Provided material.
──────
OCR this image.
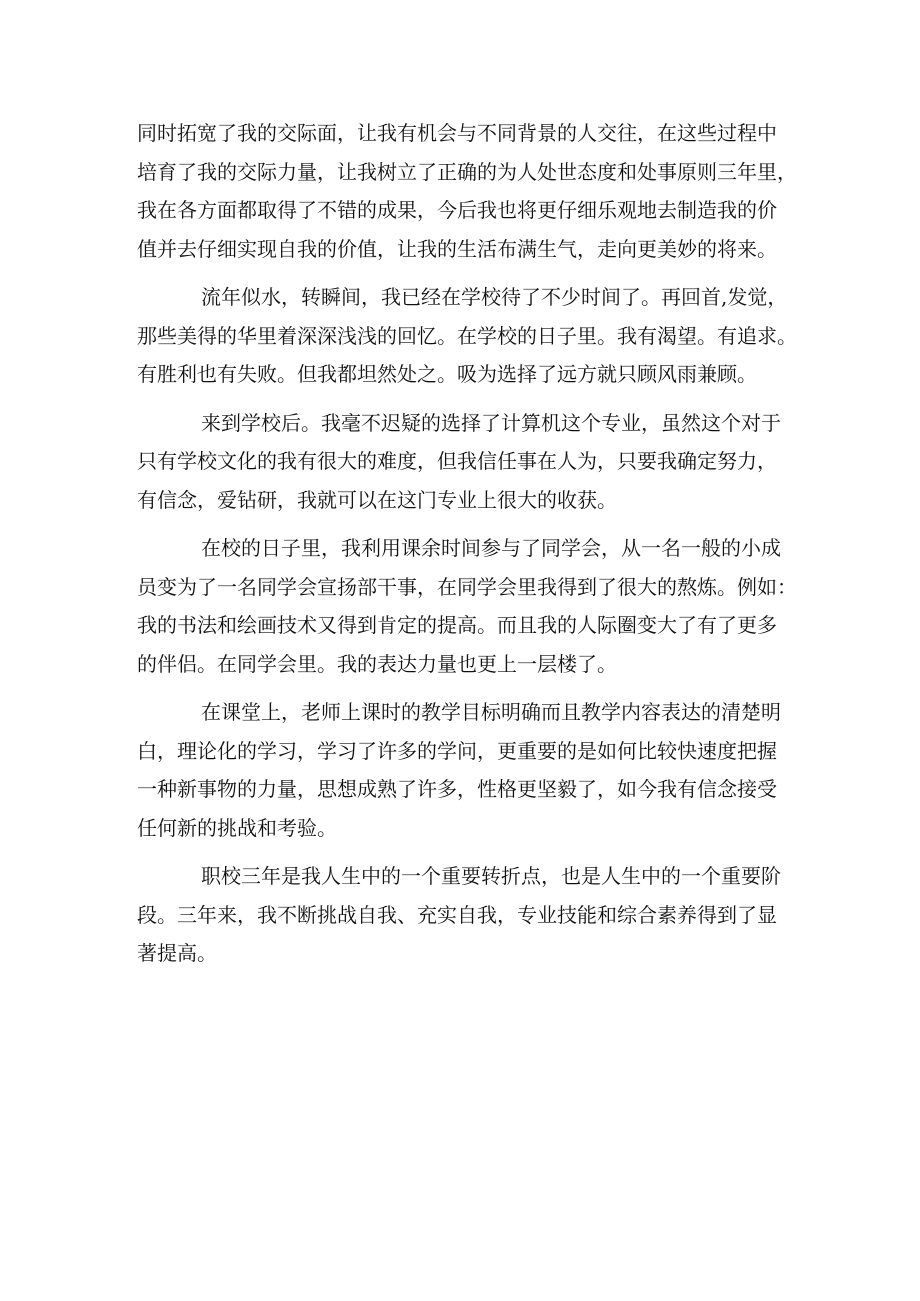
同时拓宽了我的交际面，让我有机会与不同背景的人交往，在这些过程中
培育了我的交际力量，让我树立了正确的为人处世态度和处事原则三年里，
我在各方面都取得了不错的成果，今后我也将更仔细乐观地去制造我的价
值并去仔细实现自我的价值，让我的生活布满生气，走向更美妙的将来。
流年似水，转瞬间，我已经在学校待了不少时间了。再回首,发觉，
那些美得的华里着深深浅浅的回忆。在学校的日子里。我有渴望。有追求。
有胜利也有失败。但我都坦然处之。吸为选择了远方就只顾风雨兼顾。
来到学校后。我毫不迟疑的选择了计算机这个专业，虽然这个对于
只有学校文化的我有很大的难度，但我信任事在人为，只要我确定努力，
有信念，爱钻研，我就可以在这门专业上很大的收获。
在校的日子里，我利用课余时间参与了同学会，从一名一般的小成
员变为了一名同学会宣扬部干事，在同学会里我得到了很大的熬炼。例如：
我的书法和绘画技术又得到肯定的提高。而且我的人际圈变大了有了更多
的伴侣。在同学会里。我的表达力量也更上一层楼了。
在课堂上，老师上课时的教学目标明确而且教学内容表达的清楚明
白，理论化的学习，学习了许多的学问，更重要的是如何比较快速度把握
一种新事物的力量，思想成熟了许多，性格更坚毅了，如今我有信念接受
任何新的挑战和考验。
职校三年是我人生中的一个重要转折点，也是人生中的一个重要阶
段。三年来，我不断挑战自我、充实自我，专业技能和综合素养得到了显
著提高。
──────
Task directions.
Any pictures should be dropped; transcribe the rest of the records above exactly.

Correct answer.
OCR this image.
同时拓宽了我的交际面，让我有机会与不同背景的人交往，在这些过程中
培育了我的交际力量，让我树立了正确的为人处世态度和处事原则三年里，
我在各方面都取得了不错的成果，今后我也将更仔细乐观地去制造我的价
值并去仔细实现自我的价值，让我的生活布满生气，走向更美妙的将来。
流年似水，转瞬间，我已经在学校待了不少时间了。再回首,发觉，
那些美得的华里着深深浅浅的回忆。在学校的日子里。我有渴望。有追求。
有胜利也有失败。但我都坦然处之。吸为选择了远方就只顾风雨兼顾。
来到学校后。我毫不迟疑的选择了计算机这个专业，虽然这个对于
只有学校文化的我有很大的难度，但我信任事在人为，只要我确定努力，
有信念，爱钻研，我就可以在这门专业上很大的收获。
在校的日子里，我利用课余时间参与了同学会，从一名一般的小成
员变为了一名同学会宣扬部干事，在同学会里我得到了很大的熬炼。例如：
我的书法和绘画技术又得到肯定的提高。而且我的人际圈变大了有了更多
的伴侣。在同学会里。我的表达力量也更上一层楼了。
在课堂上，老师上课时的教学目标明确而且教学内容表达的清楚明
白，理论化的学习，学习了许多的学问，更重要的是如何比较快速度把握
一种新事物的力量，思想成熟了许多，性格更坚毅了，如今我有信念接受
任何新的挑战和考验。
职校三年是我人生中的一个重要转折点，也是人生中的一个重要阶
段。三年来，我不断挑战自我、充实自我，专业技能和综合素养得到了显
著提高。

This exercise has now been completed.